• _What you should do_:
Search the listing below for the string "with" and copy every line where it occurs.

• _Input rows_:
▼▼▼

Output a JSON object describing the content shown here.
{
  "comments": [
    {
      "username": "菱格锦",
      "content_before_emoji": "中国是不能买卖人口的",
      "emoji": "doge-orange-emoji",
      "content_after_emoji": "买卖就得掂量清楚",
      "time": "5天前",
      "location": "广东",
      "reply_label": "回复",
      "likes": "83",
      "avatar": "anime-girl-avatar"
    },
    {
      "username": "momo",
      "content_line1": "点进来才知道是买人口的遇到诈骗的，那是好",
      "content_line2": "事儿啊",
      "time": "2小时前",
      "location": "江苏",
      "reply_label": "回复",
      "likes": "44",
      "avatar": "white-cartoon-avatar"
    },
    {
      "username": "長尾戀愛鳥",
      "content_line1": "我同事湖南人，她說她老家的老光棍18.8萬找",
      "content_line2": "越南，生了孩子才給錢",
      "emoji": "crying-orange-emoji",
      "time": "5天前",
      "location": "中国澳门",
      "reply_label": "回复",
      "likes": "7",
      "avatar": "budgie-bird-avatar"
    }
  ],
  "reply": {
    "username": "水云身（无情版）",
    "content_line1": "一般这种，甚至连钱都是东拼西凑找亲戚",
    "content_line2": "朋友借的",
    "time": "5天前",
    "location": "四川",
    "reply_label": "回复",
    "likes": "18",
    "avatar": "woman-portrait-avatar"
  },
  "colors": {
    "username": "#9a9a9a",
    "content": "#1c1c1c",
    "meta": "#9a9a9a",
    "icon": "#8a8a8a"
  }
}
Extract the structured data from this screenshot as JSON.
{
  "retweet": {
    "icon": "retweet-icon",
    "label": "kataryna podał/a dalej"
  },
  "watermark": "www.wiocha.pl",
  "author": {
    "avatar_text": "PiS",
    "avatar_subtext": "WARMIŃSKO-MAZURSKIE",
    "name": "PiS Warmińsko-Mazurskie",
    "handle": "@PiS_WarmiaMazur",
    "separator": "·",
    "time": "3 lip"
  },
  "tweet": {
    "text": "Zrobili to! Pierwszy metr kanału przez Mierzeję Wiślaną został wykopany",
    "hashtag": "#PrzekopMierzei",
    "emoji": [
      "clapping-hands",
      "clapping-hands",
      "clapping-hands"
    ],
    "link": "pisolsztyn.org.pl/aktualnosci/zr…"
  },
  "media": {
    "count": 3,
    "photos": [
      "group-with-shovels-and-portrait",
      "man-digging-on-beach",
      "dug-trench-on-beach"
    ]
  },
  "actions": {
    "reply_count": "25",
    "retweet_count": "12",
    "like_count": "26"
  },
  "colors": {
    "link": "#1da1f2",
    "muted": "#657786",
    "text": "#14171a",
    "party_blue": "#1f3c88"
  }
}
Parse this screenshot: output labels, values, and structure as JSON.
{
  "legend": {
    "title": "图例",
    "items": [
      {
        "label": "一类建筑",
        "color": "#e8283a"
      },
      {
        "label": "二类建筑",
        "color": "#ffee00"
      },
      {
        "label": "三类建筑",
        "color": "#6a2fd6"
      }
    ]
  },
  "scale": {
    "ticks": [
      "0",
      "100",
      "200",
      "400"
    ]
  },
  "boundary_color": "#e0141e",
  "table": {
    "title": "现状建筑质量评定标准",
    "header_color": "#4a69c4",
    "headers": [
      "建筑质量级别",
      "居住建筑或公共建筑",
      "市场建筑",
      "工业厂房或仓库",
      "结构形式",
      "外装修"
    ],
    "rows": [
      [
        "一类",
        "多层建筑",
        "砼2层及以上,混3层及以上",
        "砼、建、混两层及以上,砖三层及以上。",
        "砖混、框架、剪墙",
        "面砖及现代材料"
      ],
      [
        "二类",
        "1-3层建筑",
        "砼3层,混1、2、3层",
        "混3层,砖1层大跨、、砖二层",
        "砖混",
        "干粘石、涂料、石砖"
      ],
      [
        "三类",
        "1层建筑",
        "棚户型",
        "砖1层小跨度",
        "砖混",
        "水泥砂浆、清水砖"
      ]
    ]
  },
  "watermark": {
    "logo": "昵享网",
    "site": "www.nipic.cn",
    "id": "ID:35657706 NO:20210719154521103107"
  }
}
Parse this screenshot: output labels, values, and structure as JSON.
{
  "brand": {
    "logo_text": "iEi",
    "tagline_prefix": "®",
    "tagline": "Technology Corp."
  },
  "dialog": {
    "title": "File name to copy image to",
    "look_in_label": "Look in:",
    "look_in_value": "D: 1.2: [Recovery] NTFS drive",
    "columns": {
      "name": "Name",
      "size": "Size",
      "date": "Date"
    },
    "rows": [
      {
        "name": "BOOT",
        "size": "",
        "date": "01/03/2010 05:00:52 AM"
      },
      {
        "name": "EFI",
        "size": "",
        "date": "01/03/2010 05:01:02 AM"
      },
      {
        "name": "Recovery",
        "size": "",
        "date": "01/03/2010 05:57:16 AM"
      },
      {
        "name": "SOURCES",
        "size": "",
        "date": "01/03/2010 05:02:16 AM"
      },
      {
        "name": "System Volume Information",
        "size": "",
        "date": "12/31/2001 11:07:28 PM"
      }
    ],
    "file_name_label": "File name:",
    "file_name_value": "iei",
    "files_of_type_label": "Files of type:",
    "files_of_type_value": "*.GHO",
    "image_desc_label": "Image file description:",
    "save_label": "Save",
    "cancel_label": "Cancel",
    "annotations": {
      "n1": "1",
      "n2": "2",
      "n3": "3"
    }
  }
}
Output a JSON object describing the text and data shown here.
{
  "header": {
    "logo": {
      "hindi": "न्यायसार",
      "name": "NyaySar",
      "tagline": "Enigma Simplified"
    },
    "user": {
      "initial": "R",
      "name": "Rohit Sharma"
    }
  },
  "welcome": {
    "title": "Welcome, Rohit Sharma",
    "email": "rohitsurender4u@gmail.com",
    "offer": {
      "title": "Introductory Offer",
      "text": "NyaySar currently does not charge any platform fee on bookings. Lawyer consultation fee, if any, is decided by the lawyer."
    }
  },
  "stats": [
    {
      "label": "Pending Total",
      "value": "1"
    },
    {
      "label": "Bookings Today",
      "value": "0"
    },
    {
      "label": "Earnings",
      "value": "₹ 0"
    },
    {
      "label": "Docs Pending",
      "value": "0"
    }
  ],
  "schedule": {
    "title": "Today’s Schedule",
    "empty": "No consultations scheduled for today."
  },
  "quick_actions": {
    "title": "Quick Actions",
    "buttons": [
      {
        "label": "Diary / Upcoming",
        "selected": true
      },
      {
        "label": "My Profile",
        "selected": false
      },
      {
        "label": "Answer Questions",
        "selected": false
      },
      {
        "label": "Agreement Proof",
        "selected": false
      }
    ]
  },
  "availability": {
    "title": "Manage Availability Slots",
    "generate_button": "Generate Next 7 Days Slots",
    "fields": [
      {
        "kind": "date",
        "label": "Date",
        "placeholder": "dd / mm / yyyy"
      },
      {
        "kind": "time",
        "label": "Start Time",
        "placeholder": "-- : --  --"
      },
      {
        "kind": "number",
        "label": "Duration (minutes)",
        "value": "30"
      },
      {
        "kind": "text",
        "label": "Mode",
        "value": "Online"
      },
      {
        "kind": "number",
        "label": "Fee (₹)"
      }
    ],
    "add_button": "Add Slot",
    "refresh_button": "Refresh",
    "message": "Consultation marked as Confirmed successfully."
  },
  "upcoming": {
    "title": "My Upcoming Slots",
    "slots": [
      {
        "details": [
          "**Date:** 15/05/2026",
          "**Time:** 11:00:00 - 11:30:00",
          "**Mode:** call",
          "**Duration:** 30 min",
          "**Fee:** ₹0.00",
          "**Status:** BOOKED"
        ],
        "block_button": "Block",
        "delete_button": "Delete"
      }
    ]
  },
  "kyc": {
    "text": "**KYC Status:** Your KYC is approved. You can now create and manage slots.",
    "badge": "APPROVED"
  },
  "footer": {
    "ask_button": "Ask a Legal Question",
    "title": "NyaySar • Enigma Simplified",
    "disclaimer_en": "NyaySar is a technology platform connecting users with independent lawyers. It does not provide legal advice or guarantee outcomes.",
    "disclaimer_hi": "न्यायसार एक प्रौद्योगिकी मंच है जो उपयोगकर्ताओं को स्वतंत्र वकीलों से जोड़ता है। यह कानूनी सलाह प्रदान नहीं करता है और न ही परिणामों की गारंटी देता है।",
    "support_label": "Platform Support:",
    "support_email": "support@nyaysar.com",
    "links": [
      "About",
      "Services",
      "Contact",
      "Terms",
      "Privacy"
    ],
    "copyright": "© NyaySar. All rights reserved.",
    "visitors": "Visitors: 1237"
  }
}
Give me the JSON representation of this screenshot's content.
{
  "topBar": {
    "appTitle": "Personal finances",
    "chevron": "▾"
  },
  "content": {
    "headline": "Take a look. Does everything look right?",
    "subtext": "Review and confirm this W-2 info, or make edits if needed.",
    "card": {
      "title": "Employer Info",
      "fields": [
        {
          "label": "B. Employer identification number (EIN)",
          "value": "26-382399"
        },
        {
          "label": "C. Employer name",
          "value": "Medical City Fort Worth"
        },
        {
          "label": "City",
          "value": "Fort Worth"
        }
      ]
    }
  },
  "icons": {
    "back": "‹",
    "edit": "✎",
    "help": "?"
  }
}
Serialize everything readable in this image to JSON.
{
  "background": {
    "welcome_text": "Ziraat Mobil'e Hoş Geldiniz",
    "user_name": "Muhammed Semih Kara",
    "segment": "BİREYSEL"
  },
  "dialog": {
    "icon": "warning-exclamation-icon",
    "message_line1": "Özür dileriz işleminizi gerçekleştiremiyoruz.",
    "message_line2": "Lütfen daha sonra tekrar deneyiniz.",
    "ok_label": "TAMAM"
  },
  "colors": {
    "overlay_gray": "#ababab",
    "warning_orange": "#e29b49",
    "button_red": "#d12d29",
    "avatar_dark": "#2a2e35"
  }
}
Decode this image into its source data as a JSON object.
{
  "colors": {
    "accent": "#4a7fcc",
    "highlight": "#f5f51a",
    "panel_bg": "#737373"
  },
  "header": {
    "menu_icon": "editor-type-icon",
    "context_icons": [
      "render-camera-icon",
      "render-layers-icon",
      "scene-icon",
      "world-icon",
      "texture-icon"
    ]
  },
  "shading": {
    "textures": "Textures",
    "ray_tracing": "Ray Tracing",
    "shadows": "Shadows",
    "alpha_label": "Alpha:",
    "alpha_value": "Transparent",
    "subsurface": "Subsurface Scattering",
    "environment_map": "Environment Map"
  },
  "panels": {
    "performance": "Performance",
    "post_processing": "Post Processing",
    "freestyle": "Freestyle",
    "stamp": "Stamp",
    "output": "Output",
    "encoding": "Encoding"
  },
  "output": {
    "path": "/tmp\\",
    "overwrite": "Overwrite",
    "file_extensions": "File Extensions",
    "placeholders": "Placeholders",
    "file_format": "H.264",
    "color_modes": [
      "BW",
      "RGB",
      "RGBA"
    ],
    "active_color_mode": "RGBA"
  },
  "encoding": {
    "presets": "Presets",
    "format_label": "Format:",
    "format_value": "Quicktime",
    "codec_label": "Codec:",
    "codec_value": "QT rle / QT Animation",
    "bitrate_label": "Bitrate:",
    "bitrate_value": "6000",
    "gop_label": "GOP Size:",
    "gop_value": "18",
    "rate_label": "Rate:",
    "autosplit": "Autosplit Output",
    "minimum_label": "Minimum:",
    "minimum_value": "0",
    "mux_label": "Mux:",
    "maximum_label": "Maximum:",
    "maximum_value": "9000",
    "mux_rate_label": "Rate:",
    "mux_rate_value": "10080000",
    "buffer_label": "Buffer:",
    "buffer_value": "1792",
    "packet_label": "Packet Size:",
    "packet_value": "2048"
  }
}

▲▲▲

• _Solved exercise_:
      "group-with-shovels-and-portrait",
    "disclaimer_en": "NyaySar is a technology platform connecting users with independent lawyers. It does not provide legal advice or guarantee outcomes.",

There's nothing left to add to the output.